Directive ▸ All lines featuring the string "JSON" are to be listed.

(Entries with figure data)

-*-*-

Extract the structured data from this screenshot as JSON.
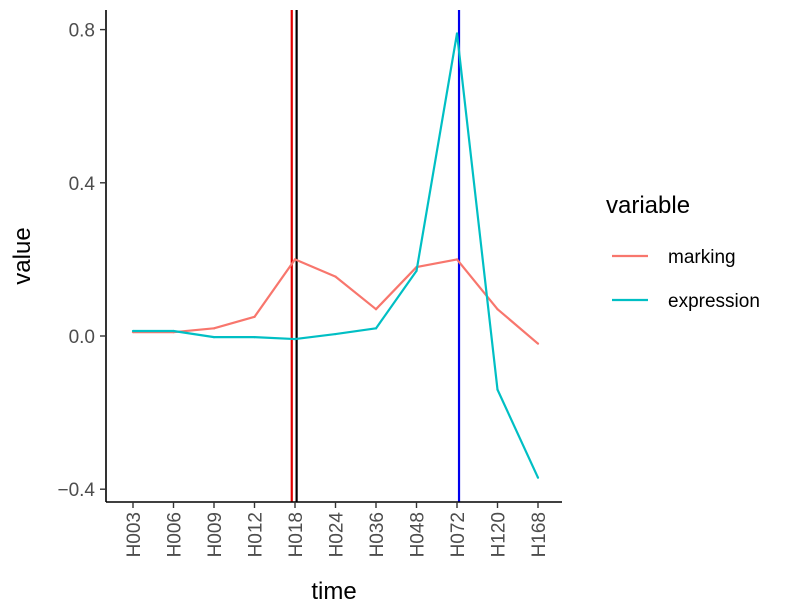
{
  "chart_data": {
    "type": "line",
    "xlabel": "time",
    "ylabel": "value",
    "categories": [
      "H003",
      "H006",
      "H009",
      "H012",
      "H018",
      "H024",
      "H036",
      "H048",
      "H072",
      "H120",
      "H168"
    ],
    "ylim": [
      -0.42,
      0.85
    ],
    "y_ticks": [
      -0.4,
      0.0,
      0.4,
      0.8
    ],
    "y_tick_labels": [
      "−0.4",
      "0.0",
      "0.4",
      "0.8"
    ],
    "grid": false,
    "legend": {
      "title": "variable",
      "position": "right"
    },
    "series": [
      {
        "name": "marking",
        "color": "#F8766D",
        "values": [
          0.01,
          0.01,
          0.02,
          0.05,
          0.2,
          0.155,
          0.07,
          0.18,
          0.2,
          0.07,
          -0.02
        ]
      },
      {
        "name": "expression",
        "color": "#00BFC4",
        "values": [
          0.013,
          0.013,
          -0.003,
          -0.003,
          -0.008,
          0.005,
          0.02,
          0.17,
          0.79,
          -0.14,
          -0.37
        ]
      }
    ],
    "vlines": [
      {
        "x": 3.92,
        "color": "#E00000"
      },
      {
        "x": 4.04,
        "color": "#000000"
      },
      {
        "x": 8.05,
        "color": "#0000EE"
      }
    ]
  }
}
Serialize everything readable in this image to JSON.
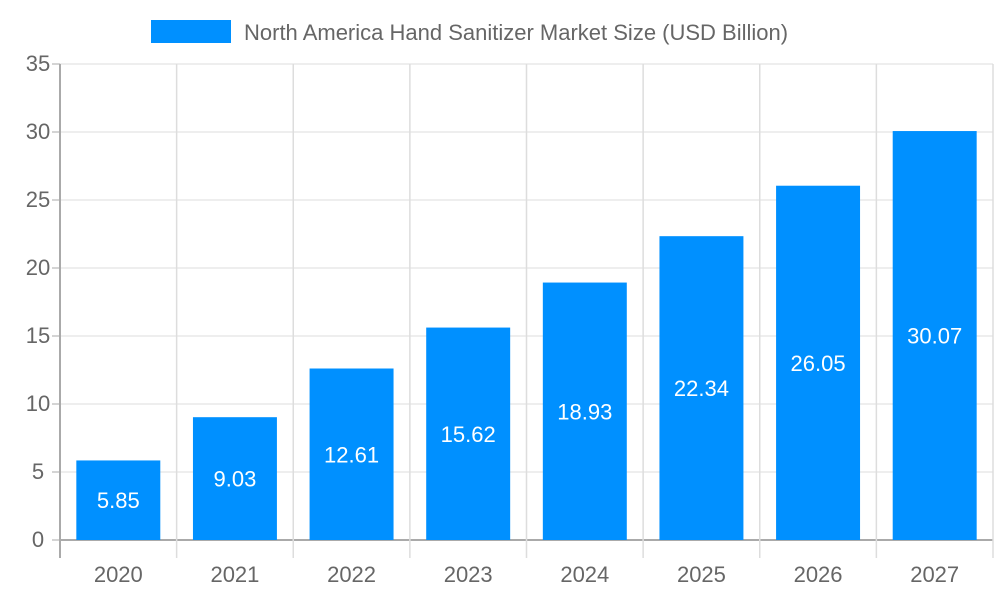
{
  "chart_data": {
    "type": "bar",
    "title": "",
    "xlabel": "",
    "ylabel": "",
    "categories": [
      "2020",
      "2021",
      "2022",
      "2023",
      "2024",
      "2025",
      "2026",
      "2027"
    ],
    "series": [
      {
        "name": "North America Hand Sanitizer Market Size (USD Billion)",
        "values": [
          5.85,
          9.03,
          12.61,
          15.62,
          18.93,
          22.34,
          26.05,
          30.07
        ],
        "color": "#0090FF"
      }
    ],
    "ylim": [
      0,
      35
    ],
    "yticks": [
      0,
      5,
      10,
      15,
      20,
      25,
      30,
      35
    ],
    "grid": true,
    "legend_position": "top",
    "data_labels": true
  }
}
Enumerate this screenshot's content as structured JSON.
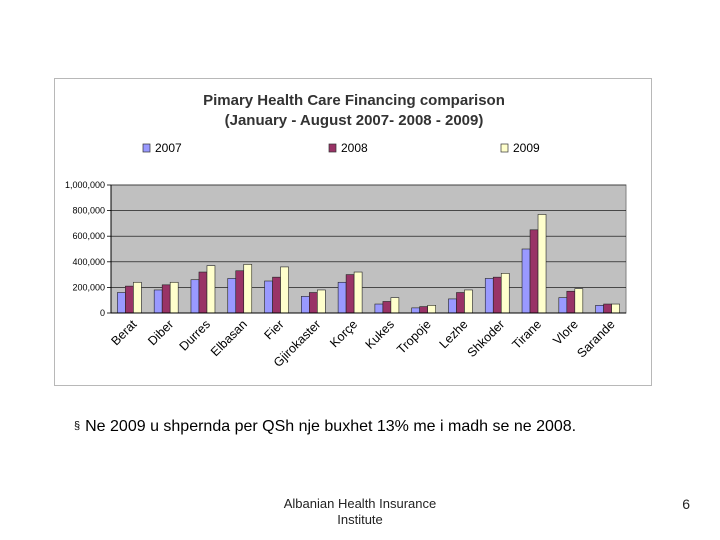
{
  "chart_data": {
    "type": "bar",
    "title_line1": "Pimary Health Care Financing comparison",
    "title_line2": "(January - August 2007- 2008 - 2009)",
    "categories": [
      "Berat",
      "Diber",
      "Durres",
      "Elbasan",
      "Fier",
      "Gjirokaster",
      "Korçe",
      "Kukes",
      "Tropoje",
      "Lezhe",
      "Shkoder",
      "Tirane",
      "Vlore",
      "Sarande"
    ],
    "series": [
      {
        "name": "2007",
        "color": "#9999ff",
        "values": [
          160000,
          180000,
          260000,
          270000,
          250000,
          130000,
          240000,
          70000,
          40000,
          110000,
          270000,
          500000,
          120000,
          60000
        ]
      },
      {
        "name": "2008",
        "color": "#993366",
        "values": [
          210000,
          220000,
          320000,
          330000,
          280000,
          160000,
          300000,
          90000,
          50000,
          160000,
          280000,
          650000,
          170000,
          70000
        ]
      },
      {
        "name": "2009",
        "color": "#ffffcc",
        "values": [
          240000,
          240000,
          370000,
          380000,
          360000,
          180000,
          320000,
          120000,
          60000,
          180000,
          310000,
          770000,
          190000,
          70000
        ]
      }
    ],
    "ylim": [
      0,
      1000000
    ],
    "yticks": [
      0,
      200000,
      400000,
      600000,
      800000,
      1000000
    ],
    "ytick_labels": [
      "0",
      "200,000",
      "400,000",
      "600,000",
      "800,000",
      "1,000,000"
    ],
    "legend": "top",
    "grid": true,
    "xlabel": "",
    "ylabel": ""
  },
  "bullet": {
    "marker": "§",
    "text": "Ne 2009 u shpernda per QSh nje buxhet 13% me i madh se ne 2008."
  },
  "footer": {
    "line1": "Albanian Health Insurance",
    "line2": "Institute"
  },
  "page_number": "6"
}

-*-*-

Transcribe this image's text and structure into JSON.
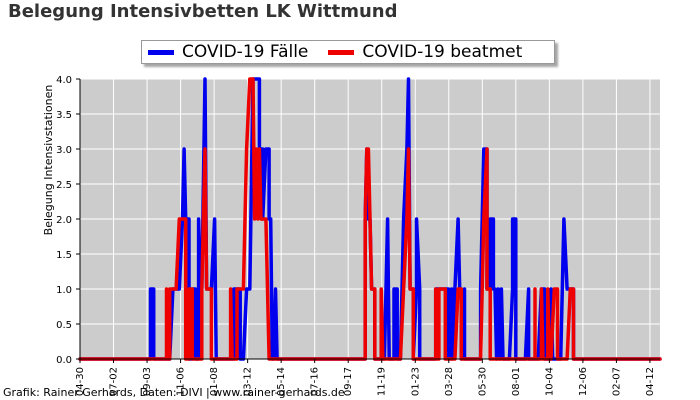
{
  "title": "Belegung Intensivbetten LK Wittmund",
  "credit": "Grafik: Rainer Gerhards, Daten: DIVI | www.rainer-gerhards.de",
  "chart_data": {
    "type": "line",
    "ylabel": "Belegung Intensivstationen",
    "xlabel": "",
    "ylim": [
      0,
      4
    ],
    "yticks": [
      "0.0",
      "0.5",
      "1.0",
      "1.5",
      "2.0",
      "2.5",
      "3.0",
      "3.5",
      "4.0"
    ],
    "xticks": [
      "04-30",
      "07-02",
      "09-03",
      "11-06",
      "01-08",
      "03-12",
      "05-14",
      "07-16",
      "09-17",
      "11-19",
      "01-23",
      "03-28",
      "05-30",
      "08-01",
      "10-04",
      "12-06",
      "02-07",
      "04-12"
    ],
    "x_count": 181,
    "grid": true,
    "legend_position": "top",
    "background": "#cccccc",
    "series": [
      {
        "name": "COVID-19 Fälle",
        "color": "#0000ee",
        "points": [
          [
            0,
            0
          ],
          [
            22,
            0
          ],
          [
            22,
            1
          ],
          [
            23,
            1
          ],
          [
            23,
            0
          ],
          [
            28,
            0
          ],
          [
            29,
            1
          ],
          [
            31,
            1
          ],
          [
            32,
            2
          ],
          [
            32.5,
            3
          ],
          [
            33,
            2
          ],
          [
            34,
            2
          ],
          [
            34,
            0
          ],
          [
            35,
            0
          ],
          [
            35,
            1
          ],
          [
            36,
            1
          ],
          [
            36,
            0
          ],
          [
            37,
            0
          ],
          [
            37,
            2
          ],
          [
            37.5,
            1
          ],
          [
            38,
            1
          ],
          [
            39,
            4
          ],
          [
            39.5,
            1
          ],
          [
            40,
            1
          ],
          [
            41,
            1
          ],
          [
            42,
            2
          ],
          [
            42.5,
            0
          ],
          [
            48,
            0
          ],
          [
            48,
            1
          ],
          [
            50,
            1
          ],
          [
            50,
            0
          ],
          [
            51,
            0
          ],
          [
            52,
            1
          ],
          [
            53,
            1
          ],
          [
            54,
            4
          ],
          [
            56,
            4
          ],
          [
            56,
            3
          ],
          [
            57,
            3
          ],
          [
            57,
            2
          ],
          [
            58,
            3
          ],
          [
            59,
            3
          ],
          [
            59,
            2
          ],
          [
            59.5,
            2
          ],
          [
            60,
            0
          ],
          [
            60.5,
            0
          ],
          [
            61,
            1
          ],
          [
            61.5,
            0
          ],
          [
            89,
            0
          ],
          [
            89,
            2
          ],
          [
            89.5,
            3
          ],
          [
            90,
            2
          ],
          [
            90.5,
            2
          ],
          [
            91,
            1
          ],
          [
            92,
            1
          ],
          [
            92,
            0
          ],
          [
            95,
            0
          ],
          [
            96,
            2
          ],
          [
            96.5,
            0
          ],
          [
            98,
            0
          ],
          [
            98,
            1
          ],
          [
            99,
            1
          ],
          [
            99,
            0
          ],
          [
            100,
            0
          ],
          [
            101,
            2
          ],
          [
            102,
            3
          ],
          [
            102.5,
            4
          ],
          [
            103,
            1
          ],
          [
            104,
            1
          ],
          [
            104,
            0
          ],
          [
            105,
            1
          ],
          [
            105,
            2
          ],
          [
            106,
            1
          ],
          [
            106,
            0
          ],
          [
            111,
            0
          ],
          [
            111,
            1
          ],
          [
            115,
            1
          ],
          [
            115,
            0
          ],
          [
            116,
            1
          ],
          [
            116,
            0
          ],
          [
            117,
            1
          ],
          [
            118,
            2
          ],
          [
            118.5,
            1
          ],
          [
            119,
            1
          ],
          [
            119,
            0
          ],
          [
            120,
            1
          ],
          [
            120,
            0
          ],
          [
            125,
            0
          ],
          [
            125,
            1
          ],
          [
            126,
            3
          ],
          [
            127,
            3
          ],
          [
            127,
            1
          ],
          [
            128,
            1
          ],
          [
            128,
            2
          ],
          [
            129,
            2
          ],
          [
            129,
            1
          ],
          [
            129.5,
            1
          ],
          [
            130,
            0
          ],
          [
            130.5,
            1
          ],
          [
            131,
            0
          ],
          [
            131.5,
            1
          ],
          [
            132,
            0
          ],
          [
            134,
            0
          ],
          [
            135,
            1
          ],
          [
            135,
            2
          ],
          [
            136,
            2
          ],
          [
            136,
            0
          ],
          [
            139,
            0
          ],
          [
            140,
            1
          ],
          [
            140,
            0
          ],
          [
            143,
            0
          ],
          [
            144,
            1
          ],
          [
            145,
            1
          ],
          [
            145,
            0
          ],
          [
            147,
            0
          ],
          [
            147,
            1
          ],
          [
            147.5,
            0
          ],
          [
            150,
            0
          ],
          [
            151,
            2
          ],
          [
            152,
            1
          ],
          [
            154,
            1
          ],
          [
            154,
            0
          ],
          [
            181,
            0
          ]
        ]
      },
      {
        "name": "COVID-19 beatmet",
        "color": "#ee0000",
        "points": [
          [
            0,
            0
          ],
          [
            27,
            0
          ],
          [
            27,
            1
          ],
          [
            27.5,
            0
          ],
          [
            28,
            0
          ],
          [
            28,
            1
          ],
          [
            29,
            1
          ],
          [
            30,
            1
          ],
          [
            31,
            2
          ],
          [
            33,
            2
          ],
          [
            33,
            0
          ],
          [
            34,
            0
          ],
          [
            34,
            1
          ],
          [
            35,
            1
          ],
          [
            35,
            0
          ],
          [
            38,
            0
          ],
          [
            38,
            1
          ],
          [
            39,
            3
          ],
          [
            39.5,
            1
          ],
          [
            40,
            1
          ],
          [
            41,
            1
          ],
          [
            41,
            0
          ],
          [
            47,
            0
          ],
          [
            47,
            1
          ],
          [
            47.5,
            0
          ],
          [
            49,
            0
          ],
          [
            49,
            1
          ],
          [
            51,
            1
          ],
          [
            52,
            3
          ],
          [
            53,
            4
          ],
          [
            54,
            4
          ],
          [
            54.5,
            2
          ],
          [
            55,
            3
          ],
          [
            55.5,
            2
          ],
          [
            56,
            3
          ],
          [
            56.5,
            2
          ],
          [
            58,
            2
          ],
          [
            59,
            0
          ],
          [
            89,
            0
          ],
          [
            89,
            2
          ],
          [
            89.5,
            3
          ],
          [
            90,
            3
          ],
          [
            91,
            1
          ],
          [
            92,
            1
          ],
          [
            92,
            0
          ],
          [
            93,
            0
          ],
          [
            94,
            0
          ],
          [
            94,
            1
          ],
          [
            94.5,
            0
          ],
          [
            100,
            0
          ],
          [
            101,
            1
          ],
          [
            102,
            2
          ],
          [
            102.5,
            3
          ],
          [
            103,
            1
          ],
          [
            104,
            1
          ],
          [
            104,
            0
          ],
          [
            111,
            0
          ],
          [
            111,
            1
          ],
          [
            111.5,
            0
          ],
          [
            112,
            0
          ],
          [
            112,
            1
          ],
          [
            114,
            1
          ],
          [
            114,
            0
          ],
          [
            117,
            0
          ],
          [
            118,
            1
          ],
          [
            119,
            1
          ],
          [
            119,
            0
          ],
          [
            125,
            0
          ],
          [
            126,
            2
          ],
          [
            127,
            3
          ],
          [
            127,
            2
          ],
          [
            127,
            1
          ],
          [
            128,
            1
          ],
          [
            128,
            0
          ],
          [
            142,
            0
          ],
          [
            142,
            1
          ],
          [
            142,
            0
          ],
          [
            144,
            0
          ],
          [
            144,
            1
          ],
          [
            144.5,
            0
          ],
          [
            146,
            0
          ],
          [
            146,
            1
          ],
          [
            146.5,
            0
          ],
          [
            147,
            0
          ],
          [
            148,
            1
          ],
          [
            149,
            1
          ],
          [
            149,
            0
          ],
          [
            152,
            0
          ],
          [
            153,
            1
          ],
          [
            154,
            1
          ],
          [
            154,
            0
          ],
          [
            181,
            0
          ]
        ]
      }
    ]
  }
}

-*-*-

Response ▸
Extract the structured data from this screenshot as JSON.
Serialize everything readable in this image to JSON.
Enumerate this screenshot's content as structured JSON.
Transcribe this image's text and structure into JSON.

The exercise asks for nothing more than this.